**Data section:**
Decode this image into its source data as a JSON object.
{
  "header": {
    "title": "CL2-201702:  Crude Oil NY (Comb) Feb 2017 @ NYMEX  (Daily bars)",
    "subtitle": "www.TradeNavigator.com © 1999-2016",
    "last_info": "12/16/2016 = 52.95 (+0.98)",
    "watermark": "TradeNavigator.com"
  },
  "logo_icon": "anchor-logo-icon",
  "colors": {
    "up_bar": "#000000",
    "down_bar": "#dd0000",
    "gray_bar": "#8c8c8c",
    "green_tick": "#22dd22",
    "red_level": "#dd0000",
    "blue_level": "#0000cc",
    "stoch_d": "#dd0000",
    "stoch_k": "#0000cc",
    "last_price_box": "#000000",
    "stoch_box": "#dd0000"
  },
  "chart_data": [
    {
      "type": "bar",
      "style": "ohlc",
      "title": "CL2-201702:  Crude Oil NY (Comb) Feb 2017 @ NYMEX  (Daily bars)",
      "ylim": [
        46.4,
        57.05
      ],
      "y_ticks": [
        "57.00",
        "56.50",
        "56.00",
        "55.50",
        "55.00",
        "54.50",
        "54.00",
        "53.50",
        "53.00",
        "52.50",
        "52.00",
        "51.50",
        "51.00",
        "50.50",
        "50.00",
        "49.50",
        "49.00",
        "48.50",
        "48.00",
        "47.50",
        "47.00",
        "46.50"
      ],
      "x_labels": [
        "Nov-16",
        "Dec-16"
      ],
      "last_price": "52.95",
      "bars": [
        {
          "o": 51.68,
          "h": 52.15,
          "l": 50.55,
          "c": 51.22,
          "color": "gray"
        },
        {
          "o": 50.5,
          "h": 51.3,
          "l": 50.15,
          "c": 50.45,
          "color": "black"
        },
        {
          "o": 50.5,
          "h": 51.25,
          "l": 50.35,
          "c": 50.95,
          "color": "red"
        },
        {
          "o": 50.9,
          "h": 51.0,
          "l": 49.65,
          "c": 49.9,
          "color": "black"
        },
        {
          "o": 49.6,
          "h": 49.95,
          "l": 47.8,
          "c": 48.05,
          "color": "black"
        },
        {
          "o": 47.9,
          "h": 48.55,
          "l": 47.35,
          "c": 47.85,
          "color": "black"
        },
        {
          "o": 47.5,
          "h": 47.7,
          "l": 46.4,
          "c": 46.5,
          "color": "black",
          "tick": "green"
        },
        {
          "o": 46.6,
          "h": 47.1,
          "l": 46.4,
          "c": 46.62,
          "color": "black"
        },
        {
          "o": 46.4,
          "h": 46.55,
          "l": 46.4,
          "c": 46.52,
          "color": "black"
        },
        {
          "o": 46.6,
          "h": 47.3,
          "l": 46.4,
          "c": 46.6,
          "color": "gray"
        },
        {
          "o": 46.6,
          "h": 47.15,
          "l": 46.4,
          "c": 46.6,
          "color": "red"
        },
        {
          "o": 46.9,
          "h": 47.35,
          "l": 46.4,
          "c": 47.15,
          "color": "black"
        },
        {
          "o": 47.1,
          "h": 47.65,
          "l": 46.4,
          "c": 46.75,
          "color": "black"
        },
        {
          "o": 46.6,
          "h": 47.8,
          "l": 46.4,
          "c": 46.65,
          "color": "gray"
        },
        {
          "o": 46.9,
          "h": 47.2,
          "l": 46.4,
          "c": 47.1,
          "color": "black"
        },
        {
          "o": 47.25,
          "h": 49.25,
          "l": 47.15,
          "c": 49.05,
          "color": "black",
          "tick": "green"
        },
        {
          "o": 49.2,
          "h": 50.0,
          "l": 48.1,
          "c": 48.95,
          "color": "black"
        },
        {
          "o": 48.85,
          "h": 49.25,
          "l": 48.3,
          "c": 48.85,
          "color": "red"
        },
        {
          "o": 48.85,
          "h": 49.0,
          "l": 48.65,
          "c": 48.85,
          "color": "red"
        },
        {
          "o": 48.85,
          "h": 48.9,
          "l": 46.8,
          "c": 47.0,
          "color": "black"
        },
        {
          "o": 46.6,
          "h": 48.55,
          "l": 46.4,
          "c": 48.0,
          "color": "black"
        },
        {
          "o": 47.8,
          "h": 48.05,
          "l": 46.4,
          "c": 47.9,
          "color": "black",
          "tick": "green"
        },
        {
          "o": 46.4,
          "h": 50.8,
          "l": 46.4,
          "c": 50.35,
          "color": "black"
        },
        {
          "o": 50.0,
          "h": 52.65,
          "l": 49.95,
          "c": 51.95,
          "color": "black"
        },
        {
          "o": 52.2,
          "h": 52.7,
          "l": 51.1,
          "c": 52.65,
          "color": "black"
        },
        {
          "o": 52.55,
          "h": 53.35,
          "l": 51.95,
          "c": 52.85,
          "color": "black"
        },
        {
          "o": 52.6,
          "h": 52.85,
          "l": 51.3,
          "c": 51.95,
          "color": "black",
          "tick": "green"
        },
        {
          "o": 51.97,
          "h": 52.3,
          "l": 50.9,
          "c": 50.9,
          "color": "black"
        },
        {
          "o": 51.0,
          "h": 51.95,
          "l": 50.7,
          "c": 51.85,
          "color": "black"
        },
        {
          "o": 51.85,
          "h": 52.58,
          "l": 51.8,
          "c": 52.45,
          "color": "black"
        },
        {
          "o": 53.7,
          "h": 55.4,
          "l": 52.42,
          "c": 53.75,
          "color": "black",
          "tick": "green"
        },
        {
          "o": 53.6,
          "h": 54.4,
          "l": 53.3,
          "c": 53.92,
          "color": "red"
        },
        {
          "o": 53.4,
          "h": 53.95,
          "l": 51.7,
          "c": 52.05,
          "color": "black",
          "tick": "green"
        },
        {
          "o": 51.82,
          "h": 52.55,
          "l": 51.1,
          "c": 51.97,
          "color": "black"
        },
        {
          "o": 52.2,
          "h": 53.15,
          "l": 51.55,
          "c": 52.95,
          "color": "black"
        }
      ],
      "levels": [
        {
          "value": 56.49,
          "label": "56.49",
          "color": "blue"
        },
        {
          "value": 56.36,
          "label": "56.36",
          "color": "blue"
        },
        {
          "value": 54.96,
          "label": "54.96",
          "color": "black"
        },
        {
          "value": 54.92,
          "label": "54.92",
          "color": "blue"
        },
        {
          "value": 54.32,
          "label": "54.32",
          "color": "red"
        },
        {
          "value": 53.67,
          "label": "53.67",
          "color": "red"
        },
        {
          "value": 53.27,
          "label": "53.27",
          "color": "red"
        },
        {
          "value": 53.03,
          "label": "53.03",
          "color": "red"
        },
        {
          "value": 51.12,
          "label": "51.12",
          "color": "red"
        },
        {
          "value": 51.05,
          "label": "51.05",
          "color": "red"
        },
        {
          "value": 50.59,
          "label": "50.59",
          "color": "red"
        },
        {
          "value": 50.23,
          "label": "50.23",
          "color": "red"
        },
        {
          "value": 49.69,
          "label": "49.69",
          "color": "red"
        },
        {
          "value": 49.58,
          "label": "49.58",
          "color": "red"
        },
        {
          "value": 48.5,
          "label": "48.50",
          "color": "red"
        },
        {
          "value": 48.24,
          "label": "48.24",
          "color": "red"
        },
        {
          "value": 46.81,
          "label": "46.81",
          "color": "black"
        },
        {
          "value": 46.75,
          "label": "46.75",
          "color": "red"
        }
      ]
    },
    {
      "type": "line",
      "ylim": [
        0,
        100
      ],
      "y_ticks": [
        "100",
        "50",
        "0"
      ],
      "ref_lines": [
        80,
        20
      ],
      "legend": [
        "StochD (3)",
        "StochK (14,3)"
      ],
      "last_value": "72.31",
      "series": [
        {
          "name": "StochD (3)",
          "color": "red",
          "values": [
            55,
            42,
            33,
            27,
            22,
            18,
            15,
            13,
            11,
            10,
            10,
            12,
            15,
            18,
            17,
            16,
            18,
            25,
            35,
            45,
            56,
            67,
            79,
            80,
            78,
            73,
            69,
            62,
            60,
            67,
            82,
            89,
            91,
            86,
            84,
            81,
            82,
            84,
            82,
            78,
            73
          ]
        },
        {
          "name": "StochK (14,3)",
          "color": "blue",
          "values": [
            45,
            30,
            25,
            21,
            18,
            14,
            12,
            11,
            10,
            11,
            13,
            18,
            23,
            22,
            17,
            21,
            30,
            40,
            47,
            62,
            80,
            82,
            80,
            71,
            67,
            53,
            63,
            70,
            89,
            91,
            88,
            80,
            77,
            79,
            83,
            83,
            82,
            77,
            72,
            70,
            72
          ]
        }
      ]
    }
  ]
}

**Set exercise:** Scan the material above. Copy each line where "NYMEX" occurs.

**Answer to the task:**
    "title": "CL2-201702:  Crude Oil NY (Comb) Feb 2017 @ NYMEX  (Daily bars)",
      "title": "CL2-201702:  Crude Oil NY (Comb) Feb 2017 @ NYMEX  (Daily bars)",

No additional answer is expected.